Goal | Extract, from the records beneath this instruction, each line that contains the word "engine".

Stored records:

● ● ● ●

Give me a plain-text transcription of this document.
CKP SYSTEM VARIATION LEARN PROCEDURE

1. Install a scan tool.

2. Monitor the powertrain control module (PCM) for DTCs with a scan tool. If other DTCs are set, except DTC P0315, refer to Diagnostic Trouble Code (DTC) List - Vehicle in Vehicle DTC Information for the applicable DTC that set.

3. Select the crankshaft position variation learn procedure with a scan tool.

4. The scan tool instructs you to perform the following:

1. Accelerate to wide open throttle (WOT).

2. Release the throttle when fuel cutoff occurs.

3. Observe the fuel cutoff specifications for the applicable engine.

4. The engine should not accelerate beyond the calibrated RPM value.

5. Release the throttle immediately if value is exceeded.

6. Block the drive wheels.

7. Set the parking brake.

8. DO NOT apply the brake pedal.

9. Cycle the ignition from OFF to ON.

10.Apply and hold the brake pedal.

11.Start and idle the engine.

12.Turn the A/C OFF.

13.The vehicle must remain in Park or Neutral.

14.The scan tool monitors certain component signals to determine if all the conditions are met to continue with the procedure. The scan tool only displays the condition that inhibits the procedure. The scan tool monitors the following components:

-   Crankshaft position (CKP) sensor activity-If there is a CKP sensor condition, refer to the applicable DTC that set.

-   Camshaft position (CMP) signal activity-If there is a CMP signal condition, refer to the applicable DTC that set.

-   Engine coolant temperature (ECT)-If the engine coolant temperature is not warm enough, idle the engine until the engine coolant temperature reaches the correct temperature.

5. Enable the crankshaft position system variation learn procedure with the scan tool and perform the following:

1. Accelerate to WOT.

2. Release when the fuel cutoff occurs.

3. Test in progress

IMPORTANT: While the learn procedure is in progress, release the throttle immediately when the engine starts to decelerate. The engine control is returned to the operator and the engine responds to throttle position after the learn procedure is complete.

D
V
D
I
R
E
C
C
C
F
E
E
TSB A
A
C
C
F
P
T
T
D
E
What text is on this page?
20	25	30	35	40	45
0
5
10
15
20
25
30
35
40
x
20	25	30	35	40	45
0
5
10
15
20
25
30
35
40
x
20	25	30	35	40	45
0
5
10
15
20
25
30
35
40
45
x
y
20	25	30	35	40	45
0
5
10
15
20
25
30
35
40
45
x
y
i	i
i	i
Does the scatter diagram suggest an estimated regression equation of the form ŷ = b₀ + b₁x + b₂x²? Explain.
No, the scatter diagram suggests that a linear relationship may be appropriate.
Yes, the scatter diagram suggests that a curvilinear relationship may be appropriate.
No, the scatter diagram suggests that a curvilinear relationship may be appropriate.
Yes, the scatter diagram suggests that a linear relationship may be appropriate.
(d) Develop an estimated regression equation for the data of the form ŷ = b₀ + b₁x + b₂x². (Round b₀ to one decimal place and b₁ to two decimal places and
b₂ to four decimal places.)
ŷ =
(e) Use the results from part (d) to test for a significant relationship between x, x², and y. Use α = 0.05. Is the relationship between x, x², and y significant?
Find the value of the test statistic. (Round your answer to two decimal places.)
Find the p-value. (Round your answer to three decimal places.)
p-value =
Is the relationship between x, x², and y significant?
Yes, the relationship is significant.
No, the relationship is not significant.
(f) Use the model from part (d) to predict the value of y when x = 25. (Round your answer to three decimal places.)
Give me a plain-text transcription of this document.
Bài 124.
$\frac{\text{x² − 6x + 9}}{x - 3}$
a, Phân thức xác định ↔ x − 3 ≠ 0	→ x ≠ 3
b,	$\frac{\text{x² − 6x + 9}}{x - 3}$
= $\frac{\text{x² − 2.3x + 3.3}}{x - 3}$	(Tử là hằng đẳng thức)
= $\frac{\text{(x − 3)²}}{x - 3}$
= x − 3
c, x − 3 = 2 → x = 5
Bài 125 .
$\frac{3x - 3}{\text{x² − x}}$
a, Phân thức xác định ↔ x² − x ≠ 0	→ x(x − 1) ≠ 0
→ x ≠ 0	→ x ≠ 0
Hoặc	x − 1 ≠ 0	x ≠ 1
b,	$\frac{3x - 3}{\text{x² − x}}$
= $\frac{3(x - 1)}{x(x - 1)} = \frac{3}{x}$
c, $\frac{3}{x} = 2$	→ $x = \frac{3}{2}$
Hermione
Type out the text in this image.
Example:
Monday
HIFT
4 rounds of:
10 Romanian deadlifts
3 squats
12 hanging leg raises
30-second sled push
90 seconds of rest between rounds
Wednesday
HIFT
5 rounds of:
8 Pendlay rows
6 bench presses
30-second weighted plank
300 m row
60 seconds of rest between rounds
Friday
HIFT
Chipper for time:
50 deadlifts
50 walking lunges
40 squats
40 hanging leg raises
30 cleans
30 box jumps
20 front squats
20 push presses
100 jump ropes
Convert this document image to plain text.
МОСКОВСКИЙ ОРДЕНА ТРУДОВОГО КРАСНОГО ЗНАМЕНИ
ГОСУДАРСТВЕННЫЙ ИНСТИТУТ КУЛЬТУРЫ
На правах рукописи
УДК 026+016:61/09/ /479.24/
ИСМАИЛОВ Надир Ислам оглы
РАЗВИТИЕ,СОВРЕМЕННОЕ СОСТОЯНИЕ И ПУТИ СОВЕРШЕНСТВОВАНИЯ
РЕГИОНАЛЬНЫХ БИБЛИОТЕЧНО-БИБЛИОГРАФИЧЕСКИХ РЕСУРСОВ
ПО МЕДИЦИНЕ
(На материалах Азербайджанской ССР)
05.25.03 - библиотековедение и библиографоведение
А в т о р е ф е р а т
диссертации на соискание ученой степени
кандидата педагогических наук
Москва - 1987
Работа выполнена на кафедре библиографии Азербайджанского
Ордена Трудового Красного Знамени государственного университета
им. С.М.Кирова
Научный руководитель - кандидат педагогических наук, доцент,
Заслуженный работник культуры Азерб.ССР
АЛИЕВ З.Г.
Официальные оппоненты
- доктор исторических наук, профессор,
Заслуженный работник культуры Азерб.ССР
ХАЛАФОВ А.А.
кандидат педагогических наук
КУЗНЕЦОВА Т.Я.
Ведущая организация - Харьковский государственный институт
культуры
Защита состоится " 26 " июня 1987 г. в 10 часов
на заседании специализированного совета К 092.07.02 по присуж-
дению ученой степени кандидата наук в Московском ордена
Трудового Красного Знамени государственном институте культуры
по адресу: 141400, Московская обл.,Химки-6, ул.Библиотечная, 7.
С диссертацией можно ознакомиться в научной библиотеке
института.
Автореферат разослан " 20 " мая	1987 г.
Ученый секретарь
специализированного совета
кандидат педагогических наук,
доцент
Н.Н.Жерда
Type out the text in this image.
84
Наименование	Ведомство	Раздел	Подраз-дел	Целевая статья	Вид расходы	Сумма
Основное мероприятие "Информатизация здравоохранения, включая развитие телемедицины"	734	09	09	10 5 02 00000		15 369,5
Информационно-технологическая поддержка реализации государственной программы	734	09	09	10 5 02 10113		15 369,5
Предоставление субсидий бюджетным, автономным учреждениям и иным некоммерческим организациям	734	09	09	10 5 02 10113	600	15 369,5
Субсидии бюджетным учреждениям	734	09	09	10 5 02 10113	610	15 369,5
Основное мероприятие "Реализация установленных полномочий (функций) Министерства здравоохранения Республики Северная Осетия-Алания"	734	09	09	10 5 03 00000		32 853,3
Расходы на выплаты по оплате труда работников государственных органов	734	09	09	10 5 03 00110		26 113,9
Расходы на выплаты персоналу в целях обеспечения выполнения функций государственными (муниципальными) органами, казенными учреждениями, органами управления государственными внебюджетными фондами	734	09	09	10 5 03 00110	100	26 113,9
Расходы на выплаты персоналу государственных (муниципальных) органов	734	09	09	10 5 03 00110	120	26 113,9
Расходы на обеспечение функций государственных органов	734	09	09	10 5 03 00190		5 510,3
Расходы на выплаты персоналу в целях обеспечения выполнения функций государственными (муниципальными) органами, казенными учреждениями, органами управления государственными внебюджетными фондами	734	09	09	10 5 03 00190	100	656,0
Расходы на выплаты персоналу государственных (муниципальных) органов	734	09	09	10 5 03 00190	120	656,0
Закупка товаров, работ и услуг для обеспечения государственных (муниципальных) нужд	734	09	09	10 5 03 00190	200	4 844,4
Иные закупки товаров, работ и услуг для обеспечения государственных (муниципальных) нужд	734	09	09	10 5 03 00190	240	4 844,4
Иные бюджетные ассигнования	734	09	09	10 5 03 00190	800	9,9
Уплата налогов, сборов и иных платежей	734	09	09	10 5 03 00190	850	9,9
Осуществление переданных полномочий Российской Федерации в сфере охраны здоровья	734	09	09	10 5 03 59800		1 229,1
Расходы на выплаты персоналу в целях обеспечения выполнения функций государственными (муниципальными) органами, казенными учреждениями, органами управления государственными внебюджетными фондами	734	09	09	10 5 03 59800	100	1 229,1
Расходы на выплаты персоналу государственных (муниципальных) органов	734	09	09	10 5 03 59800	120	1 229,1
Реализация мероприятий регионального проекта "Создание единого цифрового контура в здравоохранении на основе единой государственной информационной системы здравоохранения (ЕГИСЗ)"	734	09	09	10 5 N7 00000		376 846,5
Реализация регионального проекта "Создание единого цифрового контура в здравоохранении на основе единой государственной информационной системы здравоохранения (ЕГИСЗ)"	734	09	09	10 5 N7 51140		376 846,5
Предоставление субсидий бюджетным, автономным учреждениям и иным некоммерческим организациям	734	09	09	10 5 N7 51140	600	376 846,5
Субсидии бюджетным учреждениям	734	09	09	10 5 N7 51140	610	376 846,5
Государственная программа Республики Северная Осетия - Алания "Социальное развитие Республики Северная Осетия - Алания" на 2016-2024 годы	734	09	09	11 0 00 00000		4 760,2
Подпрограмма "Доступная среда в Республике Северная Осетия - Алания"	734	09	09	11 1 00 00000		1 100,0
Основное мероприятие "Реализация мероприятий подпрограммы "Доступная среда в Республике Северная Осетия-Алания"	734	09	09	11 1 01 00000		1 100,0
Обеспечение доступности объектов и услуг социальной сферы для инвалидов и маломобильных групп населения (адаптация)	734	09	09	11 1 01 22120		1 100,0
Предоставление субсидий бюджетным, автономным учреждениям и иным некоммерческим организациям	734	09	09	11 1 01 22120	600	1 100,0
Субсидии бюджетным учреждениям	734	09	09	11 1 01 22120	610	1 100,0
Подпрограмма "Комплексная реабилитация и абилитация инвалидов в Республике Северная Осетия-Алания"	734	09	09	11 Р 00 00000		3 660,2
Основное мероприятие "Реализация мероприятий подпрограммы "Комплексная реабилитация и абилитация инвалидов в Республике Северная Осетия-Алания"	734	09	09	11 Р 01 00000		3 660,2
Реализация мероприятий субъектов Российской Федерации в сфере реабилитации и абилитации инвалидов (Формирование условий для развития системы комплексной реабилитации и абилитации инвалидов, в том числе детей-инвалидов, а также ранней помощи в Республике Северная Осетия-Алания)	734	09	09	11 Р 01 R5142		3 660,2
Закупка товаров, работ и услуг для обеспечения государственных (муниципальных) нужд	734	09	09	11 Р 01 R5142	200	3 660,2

● ● ● ●

Written answer |
3. Observe the fuel cutoff specifications for the applicable engine.
4. The engine should not accelerate beyond the calibrated RPM value.
11.Start and idle the engine.
-   Engine coolant temperature (ECT)-If the engine coolant temperature is not warm enough, idle the engine until the engine coolant temperature reaches the correct temperature.
IMPORTANT: While the learn procedure is in progress, release the throttle immediately when the engine starts to decelerate. The engine control is returned to the operator and the engine responds to throttle position after the learn procedure is complete.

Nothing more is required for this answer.